# Exercise prompt:
State how many lines in these records contain the word "ylabel", and nothing else.

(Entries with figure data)
___

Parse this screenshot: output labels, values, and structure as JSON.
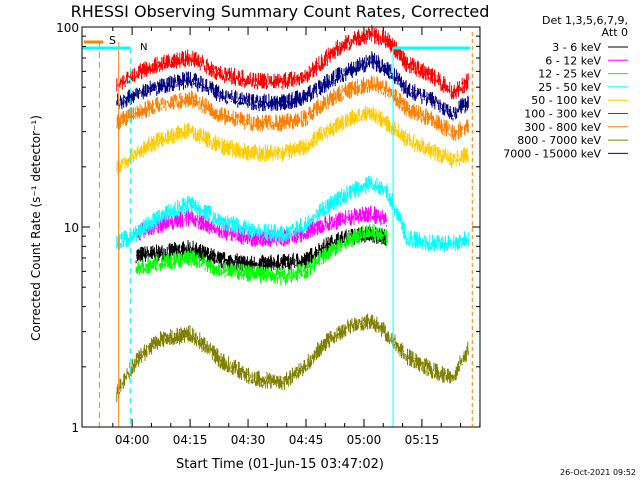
{
  "chart_data": {
    "type": "line",
    "title": "RHESSI Observing Summary Count Rates, Corrected",
    "xlabel": "Start Time (01-Jun-15 03:47:02)",
    "ylabel": "Corrected Count Rate (s⁻¹ detector⁻¹)",
    "yscale": "log",
    "ylim": [
      1,
      100
    ],
    "xlim_min": [
      0,
      103
    ],
    "x_unit": "minutes after 03:47:02",
    "xticks": [
      {
        "min": 12.97,
        "label": "04:00"
      },
      {
        "min": 27.97,
        "label": "04:15"
      },
      {
        "min": 42.97,
        "label": "04:30"
      },
      {
        "min": 57.97,
        "label": "04:45"
      },
      {
        "min": 72.97,
        "label": "05:00"
      },
      {
        "min": 87.97,
        "label": "05:15"
      }
    ],
    "yticks": [
      {
        "v": 1,
        "label": "1"
      },
      {
        "v": 10,
        "label": "10"
      },
      {
        "v": 100,
        "label": "100"
      }
    ],
    "legend": {
      "position": "right",
      "header": [
        "Det 1,3,5,6,7,9,",
        "Att 0"
      ]
    },
    "series": [
      {
        "name": "3 - 6 keV",
        "color": "#000000",
        "x": [
          14,
          20,
          28,
          36,
          44,
          52,
          58,
          62,
          66,
          70,
          75,
          79
        ],
        "y": [
          7.4,
          7.6,
          8.0,
          7.0,
          6.7,
          6.8,
          7.0,
          8.0,
          8.8,
          9.2,
          9.5,
          9.0
        ]
      },
      {
        "name": "6 - 12 keV",
        "color": "#ff00ff",
        "x": [
          14,
          20,
          28,
          36,
          44,
          52,
          58,
          62,
          66,
          70,
          75,
          79
        ],
        "y": [
          9.5,
          10.5,
          11.5,
          9.8,
          9.0,
          9.0,
          9.6,
          10.5,
          11.0,
          11.5,
          12.0,
          11.0
        ]
      },
      {
        "name": "12 - 25 keV",
        "color": "#00ff00",
        "x": [
          14,
          20,
          28,
          36,
          44,
          52,
          58,
          62,
          66,
          70,
          75,
          79
        ],
        "y": [
          6.3,
          6.8,
          7.2,
          6.3,
          6.0,
          5.8,
          6.2,
          7.2,
          8.2,
          9.0,
          9.8,
          9.0
        ]
      },
      {
        "name": "25 - 50 keV",
        "color": "#00ffff",
        "x": [
          9,
          14,
          20,
          28,
          36,
          44,
          52,
          58,
          62,
          66,
          70,
          75,
          79,
          84,
          90,
          96,
          100
        ],
        "y": [
          8.5,
          9.5,
          11.5,
          13.5,
          11.0,
          9.8,
          9.5,
          10.5,
          12.5,
          14.0,
          15.5,
          17.0,
          15.5,
          9.0,
          8.5,
          8.5,
          9.0
        ]
      },
      {
        "name": "50 - 100 keV",
        "color": "#ffcc00",
        "x": [
          9,
          14,
          20,
          28,
          36,
          44,
          52,
          58,
          62,
          66,
          70,
          75,
          79,
          84,
          90,
          96,
          100
        ],
        "y": [
          20,
          24,
          28,
          31,
          26,
          24,
          24,
          26,
          30,
          33,
          36,
          38,
          34,
          28,
          25,
          22,
          24
        ]
      },
      {
        "name": "100 - 300 keV",
        "color": "#ff0000",
        "x": [
          9,
          14,
          20,
          28,
          36,
          44,
          52,
          58,
          62,
          66,
          70,
          75,
          79,
          84,
          90,
          96,
          100
        ],
        "y": [
          53,
          60,
          67,
          72,
          60,
          55,
          55,
          58,
          68,
          80,
          88,
          95,
          88,
          67,
          60,
          48,
          55
        ]
      },
      {
        "name": "300 - 800 keV",
        "color": "#ff8000",
        "x": [
          9,
          14,
          20,
          28,
          36,
          44,
          52,
          58,
          62,
          66,
          70,
          75,
          79,
          84,
          90,
          96,
          100
        ],
        "y": [
          34,
          38,
          42,
          45,
          37,
          34,
          34,
          36,
          42,
          47,
          50,
          54,
          50,
          40,
          36,
          30,
          33
        ]
      },
      {
        "name": "800 - 7000 keV",
        "color": "#808000",
        "x": [
          9,
          14,
          20,
          28,
          36,
          44,
          52,
          58,
          62,
          66,
          70,
          75,
          79,
          84,
          90,
          96,
          100
        ],
        "y": [
          1.5,
          2.2,
          2.8,
          3.0,
          2.2,
          1.8,
          1.7,
          2.1,
          2.6,
          3.0,
          3.3,
          3.5,
          3.0,
          2.3,
          2.0,
          1.8,
          2.5
        ]
      },
      {
        "name": "7000 - 15000 keV",
        "color": "#000080",
        "x": [
          9,
          14,
          20,
          28,
          36,
          44,
          52,
          58,
          62,
          66,
          70,
          75,
          79,
          84,
          90,
          96,
          100
        ],
        "y": [
          43,
          47,
          52,
          56,
          47,
          43,
          43,
          46,
          52,
          58,
          63,
          70,
          63,
          50,
          45,
          38,
          43
        ]
      }
    ],
    "annotations": [
      {
        "text": "S",
        "color": "#ff8000"
      },
      {
        "text": "N",
        "color": "#00ffff"
      }
    ]
  },
  "timestamp": "26-Oct-2021 09:52"
}
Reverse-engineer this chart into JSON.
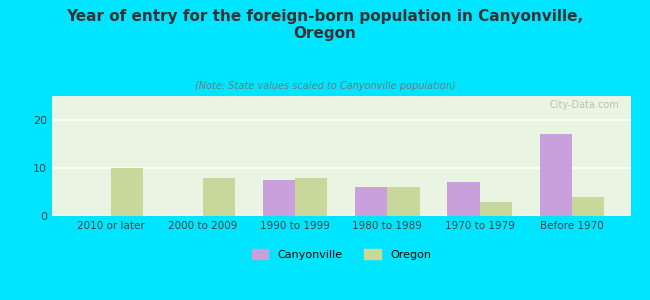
{
  "title": "Year of entry for the foreign-born population in Canyonville,\nOregon",
  "subtitle": "(Note: State values scaled to Canyonville population)",
  "categories": [
    "2010 or later",
    "2000 to 2009",
    "1990 to 1999",
    "1980 to 1989",
    "1970 to 1979",
    "Before 1970"
  ],
  "canyonville_values": [
    0,
    0,
    7.5,
    6.0,
    7.0,
    17.0
  ],
  "oregon_values": [
    10.0,
    8.0,
    8.0,
    6.0,
    3.0,
    4.0
  ],
  "canyonville_color": "#c9a0dc",
  "oregon_color": "#c8d89a",
  "background_color": "#00e5ff",
  "title_color": "#333333",
  "subtitle_color": "#777777",
  "ylim": [
    0,
    25
  ],
  "yticks": [
    0,
    10,
    20
  ],
  "bar_width": 0.35,
  "watermark": "City-Data.com",
  "legend_labels": [
    "Canyonville",
    "Oregon"
  ]
}
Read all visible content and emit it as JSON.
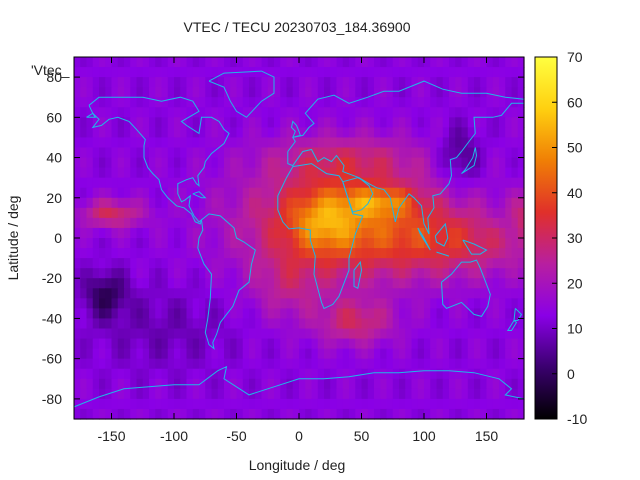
{
  "chart_data": {
    "type": "heatmap",
    "title": "VTEC / TECU 20230703_184.36900",
    "xlabel": "Longitude / deg",
    "ylabel": "Latitude / deg",
    "legend_key": "'Vtec_",
    "xlim": [
      -180,
      180
    ],
    "ylim": [
      -90,
      90
    ],
    "x_ticks": [
      -150,
      -100,
      -50,
      0,
      50,
      100,
      150
    ],
    "y_ticks": [
      -80,
      -60,
      -40,
      -20,
      0,
      20,
      40,
      60,
      80
    ],
    "colorbar": {
      "range": [
        -10,
        70
      ],
      "ticks": [
        -10,
        0,
        10,
        20,
        30,
        40,
        50,
        60,
        70
      ],
      "colormap": [
        "#000000",
        "#3a006e",
        "#8a00e6",
        "#b81fa0",
        "#e0302a",
        "#f07f05",
        "#ffd010",
        "#ffff40"
      ]
    },
    "grid": false,
    "features": [
      {
        "type": "peak",
        "lon": 20,
        "lat": 10,
        "tecu": 62
      },
      {
        "type": "peak",
        "lon": 60,
        "lat": 18,
        "tecu": 66
      },
      {
        "type": "band",
        "lon_range": [
          -40,
          170
        ],
        "lat_range": [
          -20,
          30
        ],
        "tecu": 40
      },
      {
        "type": "high",
        "lon": -150,
        "lat": 12,
        "tecu": 38
      },
      {
        "type": "high",
        "lon": 45,
        "lat": -42,
        "tecu": 35
      },
      {
        "type": "low",
        "lon": -155,
        "lat": -28,
        "tecu": 2
      },
      {
        "type": "low",
        "lon": 128,
        "lat": 40,
        "tecu": 3
      },
      {
        "type": "low",
        "lon": 170,
        "lat": 8,
        "tecu": 10
      }
    ]
  }
}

___

# Completed task:
2